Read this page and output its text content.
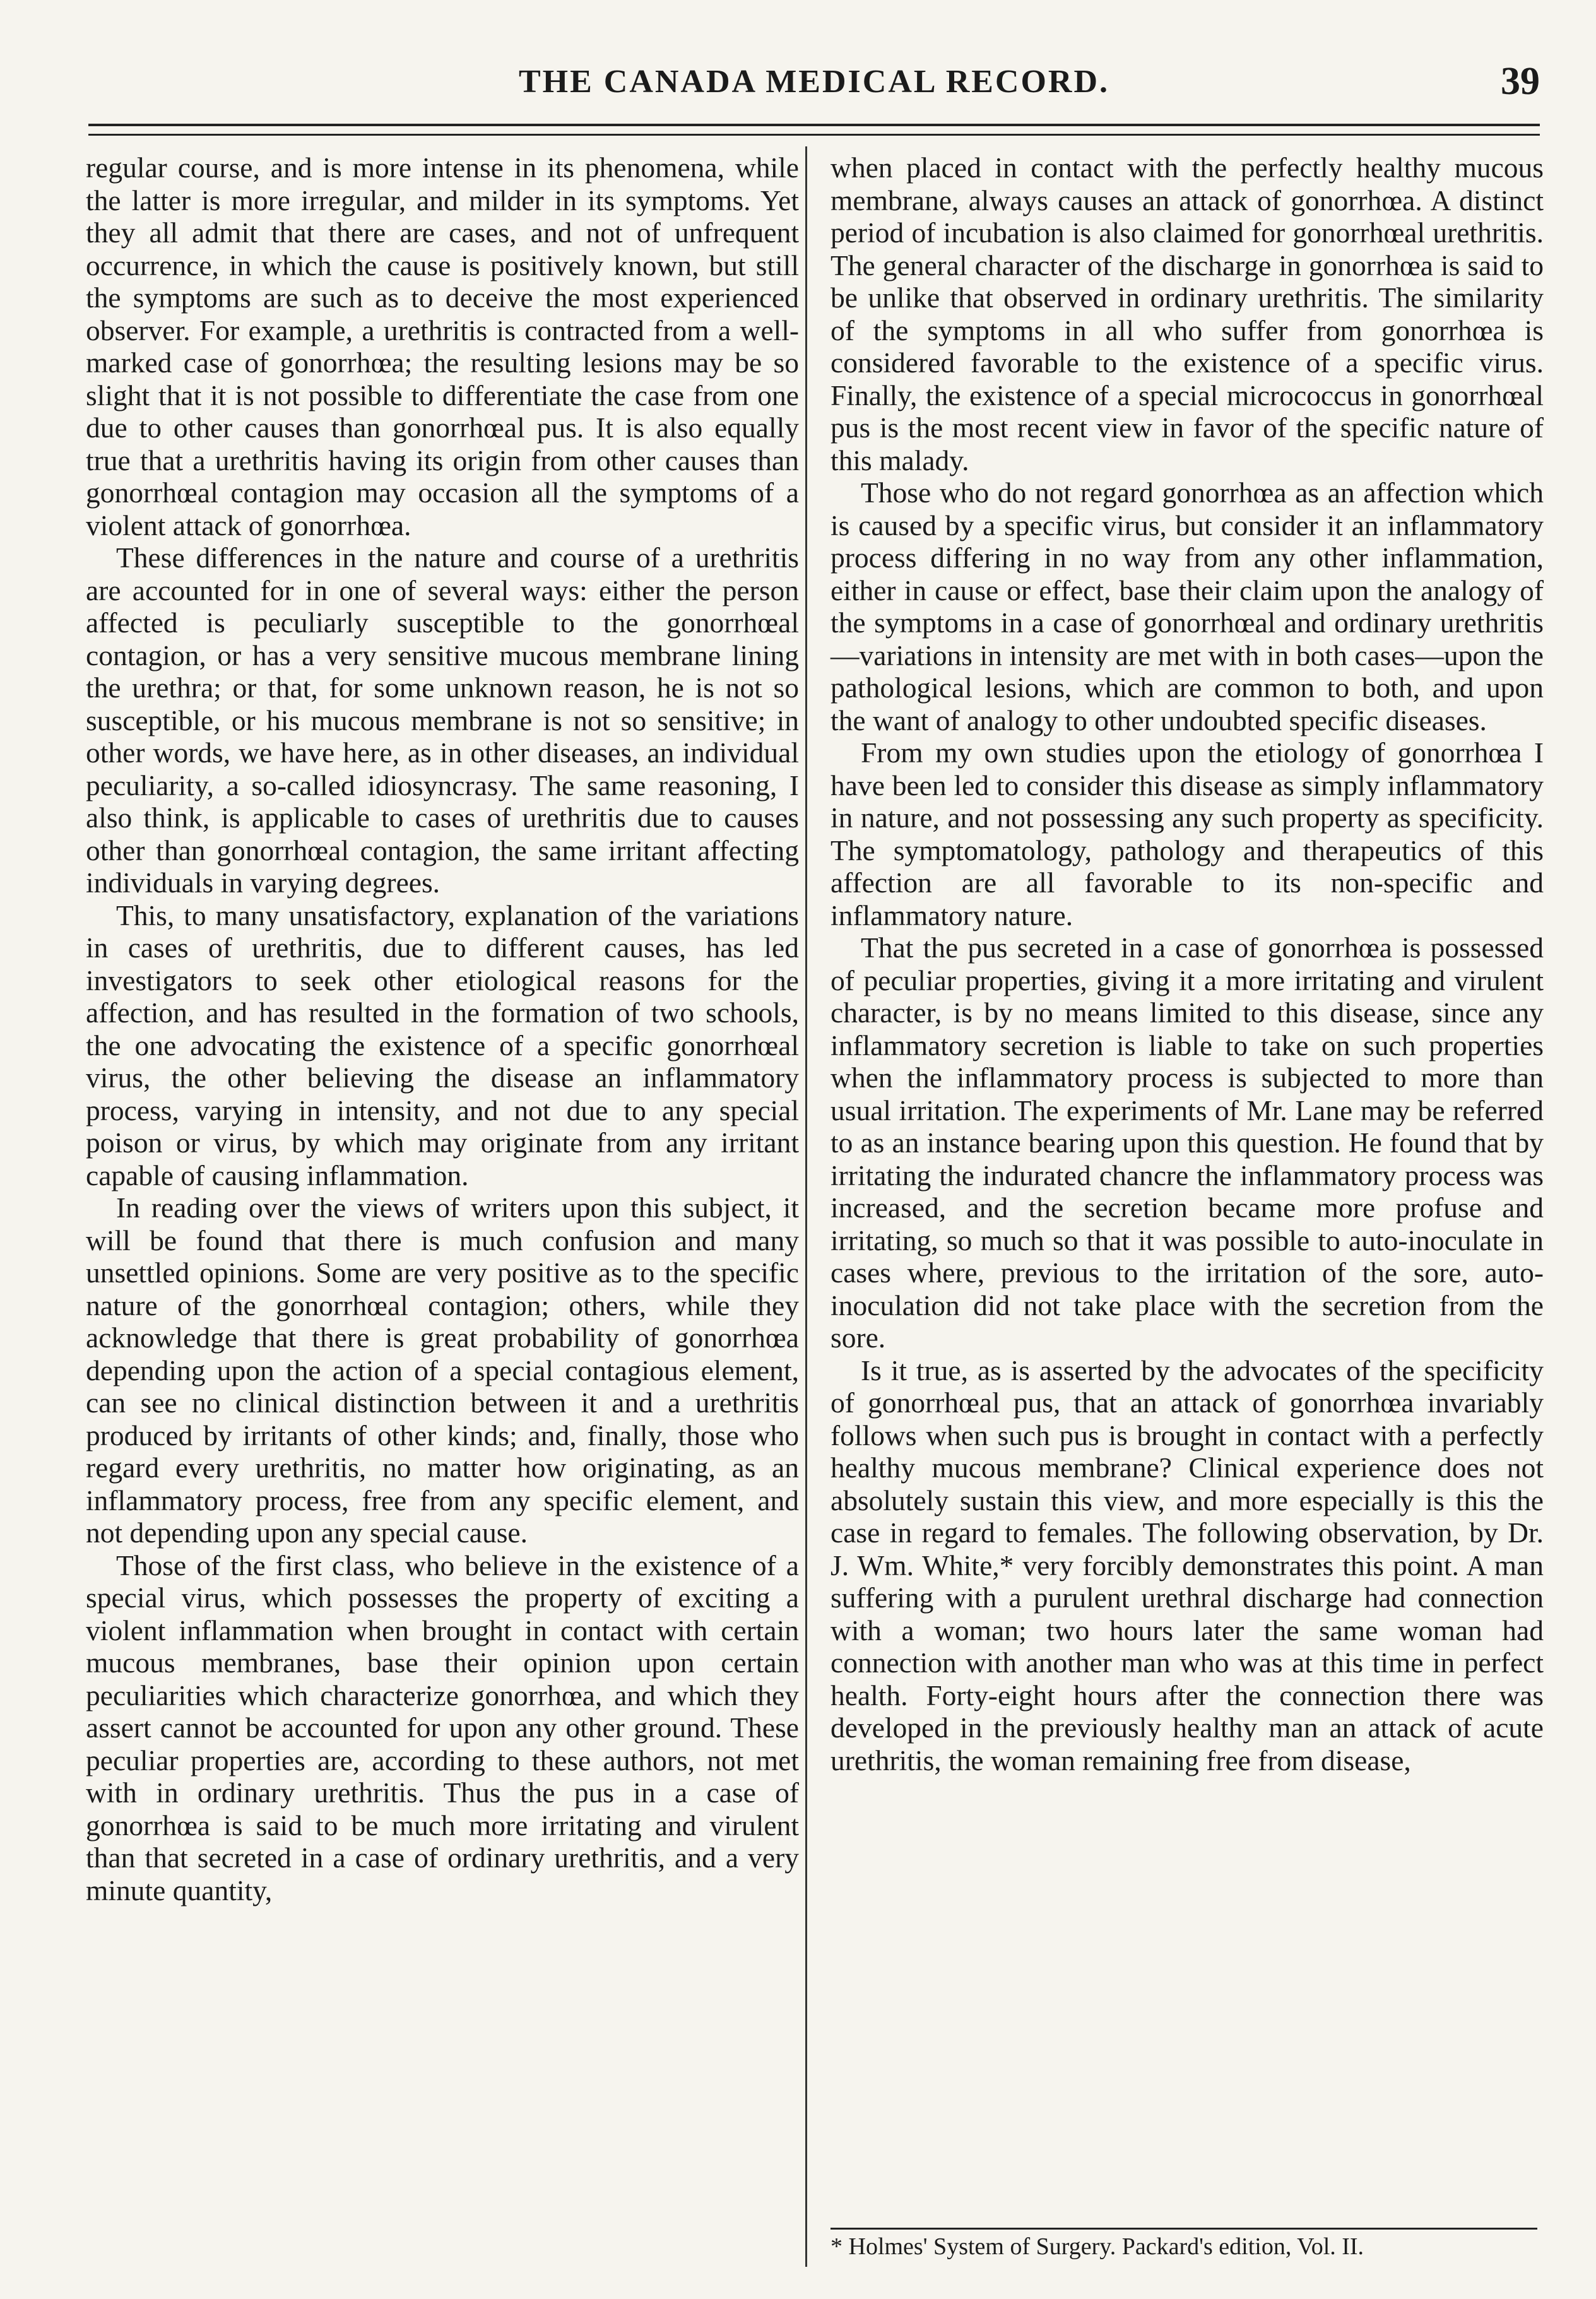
THE CANADA MEDICAL RECORD.	39

regular course, and is more intense in its phenomena, while the latter is more irregular, and milder in its symptoms. Yet they all admit that there are cases, and not of unfrequent occurrence, in which the cause is positively known, but still the symptoms are such as to deceive the most experienced observer. For example, a urethritis is contracted from a well-marked case of gonorrhœa; the resulting lesions may be so slight that it is not possible to differentiate the case from one due to other causes than gonorrhœal pus. It is also equally true that a urethritis having its origin from other causes than gonorrhœal contagion may occasion all the symptoms of a violent attack of gonorrhœa.

These differences in the nature and course of a urethritis are accounted for in one of several ways: either the person affected is peculiarly susceptible to the gonorrhœal contagion, or has a very sensitive mucous membrane lining the urethra; or that, for some unknown reason, he is not so susceptible, or his mucous membrane is not so sensitive; in other words, we have here, as in other diseases, an individual peculiarity, a so-called idiosyncrasy. The same reasoning, I also think, is applicable to cases of urethritis due to causes other than gonorrhœal contagion, the same irritant affecting individuals in varying degrees.

This, to many unsatisfactory, explanation of the variations in cases of urethritis, due to different causes, has led investigators to seek other etiological reasons for the affection, and has resulted in the formation of two schools, the one advocating the existence of a specific gonorrhœal virus, the other believing the disease an inflammatory process, varying in intensity, and not due to any special poison or virus, by which may originate from any irritant capable of causing inflammation.

In reading over the views of writers upon this subject, it will be found that there is much confusion and many unsettled opinions. Some are very positive as to the specific nature of the gonorrhœal contagion; others, while they acknowledge that there is great probability of gonorrhœa depending upon the action of a special contagious element, can see no clinical distinction between it and a urethritis produced by irritants of other kinds; and, finally, those who regard every urethritis, no matter how originating, as an inflammatory process, free from any specific element, and not depending upon any special cause.

Those of the first class, who believe in the existence of a special virus, which possesses the property of exciting a violent inflammation when brought in contact with certain mucous membranes, base their opinion upon certain peculiarities which characterize gonorrhœa, and which they assert cannot be accounted for upon any other ground. These peculiar properties are, according to these authors, not met with in ordinary urethritis. Thus the pus in a case of gonorrhœa is said to be much more irritating and virulent than that secreted in a case of ordinary urethritis, and a very minute quantity,

when placed in contact with the perfectly healthy mucous membrane, always causes an attack of gonorrhœa. A distinct period of incubation is also claimed for gonorrhœal urethritis. The general character of the discharge in gonorrhœa is said to be unlike that observed in ordinary urethritis. The similarity of the symptoms in all who suffer from gonorrhœa is considered favorable to the existence of a specific virus. Finally, the existence of a special micrococcus in gonorrhœal pus is the most recent view in favor of the specific nature of this malady.

Those who do not regard gonorrhœa as an affection which is caused by a specific virus, but consider it an inflammatory process differing in no way from any other inflammation, either in cause or effect, base their claim upon the analogy of the symptoms in a case of gonorrhœal and ordinary urethritis—variations in intensity are met with in both cases—upon the pathological lesions, which are common to both, and upon the want of analogy to other undoubted specific diseases.

From my own studies upon the etiology of gonorrhœa I have been led to consider this disease as simply inflammatory in nature, and not possessing any such property as specificity. The symptomatology, pathology and therapeutics of this affection are all favorable to its non-specific and inflammatory nature.

That the pus secreted in a case of gonorrhœa is possessed of peculiar properties, giving it a more irritating and virulent character, is by no means limited to this disease, since any inflammatory secretion is liable to take on such properties when the inflammatory process is subjected to more than usual irritation. The experiments of Mr. Lane may be referred to as an instance bearing upon this question. He found that by irritating the indurated chancre the inflammatory process was increased, and the secretion became more profuse and irritating, so much so that it was possible to auto-inoculate in cases where, previous to the irritation of the sore, auto-inoculation did not take place with the secretion from the sore.

Is it true, as is asserted by the advocates of the specificity of gonorrhœal pus, that an attack of gonorrhœa invariably follows when such pus is brought in contact with a perfectly healthy mucous membrane? Clinical experience does not absolutely sustain this view, and more especially is this the case in regard to females. The following observation, by Dr. J. Wm. White,* very forcibly demonstrates this point. A man suffering with a purulent urethral discharge had connection with a woman; two hours later the same woman had connection with another man who was at this time in perfect health. Forty-eight hours after the connection there was developed in the previously healthy man an attack of acute urethritis, the woman remaining free from disease,

* Holmes' System of Surgery. Packard's edition, Vol. II.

• • • • • • •

## WORK ITEM:
Going through the entries above line by line, work out how many lines include the word "favorable". Only the number is required.

## RESPONSE AREA:
2